▼

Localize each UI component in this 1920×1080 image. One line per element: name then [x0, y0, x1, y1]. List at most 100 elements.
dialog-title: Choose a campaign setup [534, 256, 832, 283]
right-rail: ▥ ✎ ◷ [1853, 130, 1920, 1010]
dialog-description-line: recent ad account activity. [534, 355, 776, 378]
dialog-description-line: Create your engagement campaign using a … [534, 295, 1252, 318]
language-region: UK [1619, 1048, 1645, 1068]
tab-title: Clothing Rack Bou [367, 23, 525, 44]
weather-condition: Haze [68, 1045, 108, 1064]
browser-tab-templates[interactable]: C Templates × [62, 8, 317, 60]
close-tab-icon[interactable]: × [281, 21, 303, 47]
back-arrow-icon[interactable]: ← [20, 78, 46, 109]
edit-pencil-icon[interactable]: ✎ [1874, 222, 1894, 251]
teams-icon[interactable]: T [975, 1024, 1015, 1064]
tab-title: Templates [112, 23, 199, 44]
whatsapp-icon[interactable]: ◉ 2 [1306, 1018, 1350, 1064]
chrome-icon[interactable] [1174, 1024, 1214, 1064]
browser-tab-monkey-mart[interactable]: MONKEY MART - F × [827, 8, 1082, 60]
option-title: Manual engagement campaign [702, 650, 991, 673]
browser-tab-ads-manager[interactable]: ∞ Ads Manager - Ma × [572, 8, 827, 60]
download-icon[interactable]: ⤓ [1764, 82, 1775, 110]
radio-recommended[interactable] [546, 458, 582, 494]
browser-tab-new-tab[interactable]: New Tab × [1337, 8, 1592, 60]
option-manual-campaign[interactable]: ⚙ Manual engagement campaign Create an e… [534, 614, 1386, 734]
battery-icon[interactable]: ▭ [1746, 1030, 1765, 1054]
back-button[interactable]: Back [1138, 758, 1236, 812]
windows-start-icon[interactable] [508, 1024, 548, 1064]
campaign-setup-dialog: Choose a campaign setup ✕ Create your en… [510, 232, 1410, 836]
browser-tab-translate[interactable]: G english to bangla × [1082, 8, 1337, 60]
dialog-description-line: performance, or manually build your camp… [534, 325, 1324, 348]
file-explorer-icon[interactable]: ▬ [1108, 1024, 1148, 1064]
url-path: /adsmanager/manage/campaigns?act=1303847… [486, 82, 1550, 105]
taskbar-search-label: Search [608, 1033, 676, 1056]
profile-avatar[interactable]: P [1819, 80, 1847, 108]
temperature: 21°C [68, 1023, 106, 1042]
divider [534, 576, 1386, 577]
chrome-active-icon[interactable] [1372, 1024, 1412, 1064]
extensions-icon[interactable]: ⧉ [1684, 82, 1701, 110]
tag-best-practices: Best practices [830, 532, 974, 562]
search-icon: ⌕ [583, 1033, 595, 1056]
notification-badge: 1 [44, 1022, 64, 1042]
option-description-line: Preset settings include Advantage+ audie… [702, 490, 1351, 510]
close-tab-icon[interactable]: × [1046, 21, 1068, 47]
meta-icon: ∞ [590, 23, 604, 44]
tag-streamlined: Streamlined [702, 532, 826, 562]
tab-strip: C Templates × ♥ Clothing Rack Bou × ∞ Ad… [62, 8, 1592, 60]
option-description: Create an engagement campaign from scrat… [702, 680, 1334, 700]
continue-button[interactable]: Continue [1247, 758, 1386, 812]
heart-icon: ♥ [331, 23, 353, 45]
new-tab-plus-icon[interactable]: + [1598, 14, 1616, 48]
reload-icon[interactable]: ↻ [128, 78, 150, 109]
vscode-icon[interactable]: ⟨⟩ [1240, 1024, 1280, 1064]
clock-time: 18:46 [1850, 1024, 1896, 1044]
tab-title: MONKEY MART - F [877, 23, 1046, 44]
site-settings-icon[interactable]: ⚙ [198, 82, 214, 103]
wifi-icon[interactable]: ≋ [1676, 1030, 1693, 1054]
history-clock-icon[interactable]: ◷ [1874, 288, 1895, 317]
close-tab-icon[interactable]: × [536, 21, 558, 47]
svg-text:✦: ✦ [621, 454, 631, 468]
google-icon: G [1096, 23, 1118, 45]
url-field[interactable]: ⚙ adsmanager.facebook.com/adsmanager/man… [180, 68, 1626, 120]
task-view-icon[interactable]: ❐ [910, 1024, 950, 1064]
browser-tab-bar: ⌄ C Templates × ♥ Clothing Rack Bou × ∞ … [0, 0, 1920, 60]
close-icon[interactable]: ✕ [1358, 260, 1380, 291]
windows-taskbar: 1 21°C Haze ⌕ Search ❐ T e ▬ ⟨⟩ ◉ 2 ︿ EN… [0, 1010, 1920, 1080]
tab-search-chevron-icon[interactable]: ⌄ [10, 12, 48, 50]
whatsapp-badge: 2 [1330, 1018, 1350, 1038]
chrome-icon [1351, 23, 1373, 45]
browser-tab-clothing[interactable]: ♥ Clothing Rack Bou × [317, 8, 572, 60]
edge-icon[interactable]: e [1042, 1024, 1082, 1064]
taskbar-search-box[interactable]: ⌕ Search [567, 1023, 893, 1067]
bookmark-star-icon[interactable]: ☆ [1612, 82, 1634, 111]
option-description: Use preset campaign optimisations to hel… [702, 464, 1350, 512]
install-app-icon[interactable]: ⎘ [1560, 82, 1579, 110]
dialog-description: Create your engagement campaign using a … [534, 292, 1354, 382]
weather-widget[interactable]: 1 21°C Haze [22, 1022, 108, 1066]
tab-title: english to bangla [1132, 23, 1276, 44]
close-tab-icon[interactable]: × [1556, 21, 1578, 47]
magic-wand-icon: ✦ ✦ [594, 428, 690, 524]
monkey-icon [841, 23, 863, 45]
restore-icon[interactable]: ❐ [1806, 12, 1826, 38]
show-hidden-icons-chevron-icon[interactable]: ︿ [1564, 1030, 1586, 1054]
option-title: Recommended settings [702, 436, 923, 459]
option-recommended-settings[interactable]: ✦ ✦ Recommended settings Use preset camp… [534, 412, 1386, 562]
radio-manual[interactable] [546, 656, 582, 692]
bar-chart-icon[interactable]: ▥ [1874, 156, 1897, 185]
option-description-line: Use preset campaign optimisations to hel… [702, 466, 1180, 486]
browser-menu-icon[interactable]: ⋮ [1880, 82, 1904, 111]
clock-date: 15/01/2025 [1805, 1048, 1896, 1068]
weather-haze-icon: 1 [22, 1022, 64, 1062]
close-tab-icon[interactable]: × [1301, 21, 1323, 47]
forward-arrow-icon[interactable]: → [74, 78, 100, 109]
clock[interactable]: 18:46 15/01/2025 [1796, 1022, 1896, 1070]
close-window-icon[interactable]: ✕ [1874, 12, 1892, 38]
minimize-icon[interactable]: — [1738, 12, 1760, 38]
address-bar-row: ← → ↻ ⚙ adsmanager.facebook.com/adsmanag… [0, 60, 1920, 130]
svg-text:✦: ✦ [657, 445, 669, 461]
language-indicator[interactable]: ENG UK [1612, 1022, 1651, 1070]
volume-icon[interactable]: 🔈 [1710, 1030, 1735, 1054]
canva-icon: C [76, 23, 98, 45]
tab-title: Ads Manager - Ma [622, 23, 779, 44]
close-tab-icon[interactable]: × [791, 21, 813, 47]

▲

§ EXERCISE TASK
Please copy every line of the listing above word for word, leaving nothing out.

§ EXERCISE RESPONSE
Localize each UI component in this 1920×1080 image. One line per element: name then [x0, y0, x1, y1]. List at most 100 elements.
dialog-title: Choose a campaign setup [534, 256, 832, 283]
right-rail: ▥ ✎ ◷ [1853, 130, 1920, 1010]
dialog-description-line: recent ad account activity. [534, 355, 776, 378]
dialog-description-line: Create your engagement campaign using a … [534, 295, 1252, 318]
language-region: UK [1619, 1048, 1645, 1068]
tab-title: Clothing Rack Bou [367, 23, 525, 44]
weather-condition: Haze [68, 1045, 108, 1064]
browser-tab-templates[interactable]: C Templates × [62, 8, 317, 60]
close-tab-icon[interactable]: × [281, 21, 303, 47]
back-arrow-icon[interactable]: ← [20, 78, 46, 109]
edit-pencil-icon[interactable]: ✎ [1874, 222, 1894, 251]
teams-icon[interactable]: T [975, 1024, 1015, 1064]
tab-title: Templates [112, 23, 199, 44]
whatsapp-icon[interactable]: ◉ 2 [1306, 1018, 1350, 1064]
chrome-icon[interactable] [1174, 1024, 1214, 1064]
browser-tab-monkey-mart[interactable]: MONKEY MART - F × [827, 8, 1082, 60]
option-title: Manual engagement campaign [702, 650, 991, 673]
browser-tab-ads-manager[interactable]: ∞ Ads Manager - Ma × [572, 8, 827, 60]
download-icon[interactable]: ⤓ [1764, 82, 1775, 110]
radio-recommended[interactable] [546, 458, 582, 494]
browser-tab-new-tab[interactable]: New Tab × [1337, 8, 1592, 60]
option-manual-campaign[interactable]: ⚙ Manual engagement campaign Create an e… [534, 614, 1386, 734]
battery-icon[interactable]: ▭ [1746, 1030, 1765, 1054]
back-button[interactable]: Back [1138, 758, 1236, 812]
windows-start-icon[interactable] [508, 1024, 548, 1064]
campaign-setup-dialog: Choose a campaign setup ✕ Create your en… [510, 232, 1410, 836]
browser-tab-translate[interactable]: G english to bangla × [1082, 8, 1337, 60]
dialog-description-line: performance, or manually build your camp… [534, 325, 1324, 348]
file-explorer-icon[interactable]: ▬ [1108, 1024, 1148, 1064]
url-path: /adsmanager/manage/campaigns?act=1303847… [486, 82, 1550, 105]
taskbar-search-label: Search [608, 1033, 676, 1056]
profile-avatar[interactable]: P [1819, 80, 1847, 108]
temperature: 21°C [68, 1023, 106, 1042]
divider [534, 576, 1386, 577]
chrome-active-icon[interactable] [1372, 1024, 1412, 1064]
extensions-icon[interactable]: ⧉ [1684, 82, 1701, 110]
tag-best-practices: Best practices [830, 532, 974, 562]
search-icon: ⌕ [583, 1033, 595, 1056]
notification-badge: 1 [44, 1022, 64, 1042]
option-description-line: Preset settings include Advantage+ audie… [702, 490, 1351, 510]
close-tab-icon[interactable]: × [1046, 21, 1068, 47]
meta-icon: ∞ [590, 23, 604, 44]
tag-streamlined: Streamlined [702, 532, 826, 562]
tab-strip: C Templates × ♥ Clothing Rack Bou × ∞ Ad… [62, 8, 1592, 60]
option-description: Create an engagement campaign from scrat… [702, 680, 1334, 700]
continue-button[interactable]: Continue [1247, 758, 1386, 812]
heart-icon: ♥ [331, 23, 353, 45]
new-tab-plus-icon[interactable]: + [1598, 14, 1616, 48]
reload-icon[interactable]: ↻ [128, 78, 150, 109]
vscode-icon[interactable]: ⟨⟩ [1240, 1024, 1280, 1064]
clock-time: 18:46 [1850, 1024, 1896, 1044]
tab-title: MONKEY MART - F [877, 23, 1046, 44]
site-settings-icon[interactable]: ⚙ [198, 82, 214, 103]
wifi-icon[interactable]: ≋ [1676, 1030, 1693, 1054]
history-clock-icon[interactable]: ◷ [1874, 288, 1895, 317]
close-tab-icon[interactable]: × [536, 21, 558, 47]
svg-text:✦: ✦ [621, 454, 631, 468]
google-icon: G [1096, 23, 1118, 45]
url-field[interactable]: ⚙ adsmanager.facebook.com/adsmanager/man… [180, 68, 1626, 120]
task-view-icon[interactable]: ❐ [910, 1024, 950, 1064]
browser-tab-bar: ⌄ C Templates × ♥ Clothing Rack Bou × ∞ … [0, 0, 1920, 60]
close-icon[interactable]: ✕ [1358, 260, 1380, 291]
windows-taskbar: 1 21°C Haze ⌕ Search ❐ T e ▬ ⟨⟩ ◉ 2 ︿ EN… [0, 1010, 1920, 1080]
tab-search-chevron-icon[interactable]: ⌄ [10, 12, 48, 50]
whatsapp-badge: 2 [1330, 1018, 1350, 1038]
chrome-icon [1351, 23, 1373, 45]
browser-tab-clothing[interactable]: ♥ Clothing Rack Bou × [317, 8, 572, 60]
edge-icon[interactable]: e [1042, 1024, 1082, 1064]
taskbar-search-box[interactable]: ⌕ Search [567, 1023, 893, 1067]
bookmark-star-icon[interactable]: ☆ [1612, 82, 1634, 111]
option-description: Use preset campaign optimisations to hel… [702, 464, 1350, 512]
install-app-icon[interactable]: ⎘ [1560, 82, 1579, 110]
dialog-description: Create your engagement campaign using a … [534, 292, 1354, 382]
weather-widget[interactable]: 1 21°C Haze [22, 1022, 108, 1066]
tab-title: english to bangla [1132, 23, 1276, 44]
close-tab-icon[interactable]: × [1556, 21, 1578, 47]
magic-wand-icon: ✦ ✦ [594, 428, 690, 524]
monkey-icon [841, 23, 863, 45]
restore-icon[interactable]: ❐ [1806, 12, 1826, 38]
show-hidden-icons-chevron-icon[interactable]: ︿ [1564, 1030, 1586, 1054]
option-title: Recommended settings [702, 436, 923, 459]
option-recommended-settings[interactable]: ✦ ✦ Recommended settings Use preset camp… [534, 412, 1386, 562]
radio-manual[interactable] [546, 656, 582, 692]
bar-chart-icon[interactable]: ▥ [1874, 156, 1897, 185]
option-description-line: Use preset campaign optimisations to hel… [702, 466, 1180, 486]
browser-menu-icon[interactable]: ⋮ [1880, 82, 1904, 111]
clock-date: 15/01/2025 [1805, 1048, 1896, 1068]
weather-haze-icon: 1 [22, 1022, 64, 1062]
close-tab-icon[interactable]: × [1301, 21, 1323, 47]
forward-arrow-icon[interactable]: → [74, 78, 100, 109]
clock[interactable]: 18:46 15/01/2025 [1796, 1022, 1896, 1070]
close-window-icon[interactable]: ✕ [1874, 12, 1892, 38]
minimize-icon[interactable]: — [1738, 12, 1760, 38]
address-bar-row: ← → ↻ ⚙ adsmanager.facebook.com/adsmanag… [0, 60, 1920, 130]
svg-text:✦: ✦ [657, 445, 669, 461]
language-indicator[interactable]: ENG UK [1612, 1022, 1651, 1070]
volume-icon[interactable]: 🔈 [1710, 1030, 1735, 1054]
canva-icon: C [76, 23, 98, 45]
tab-title: Ads Manager - Ma [622, 23, 779, 44]
close-tab-icon[interactable]: × [791, 21, 813, 47]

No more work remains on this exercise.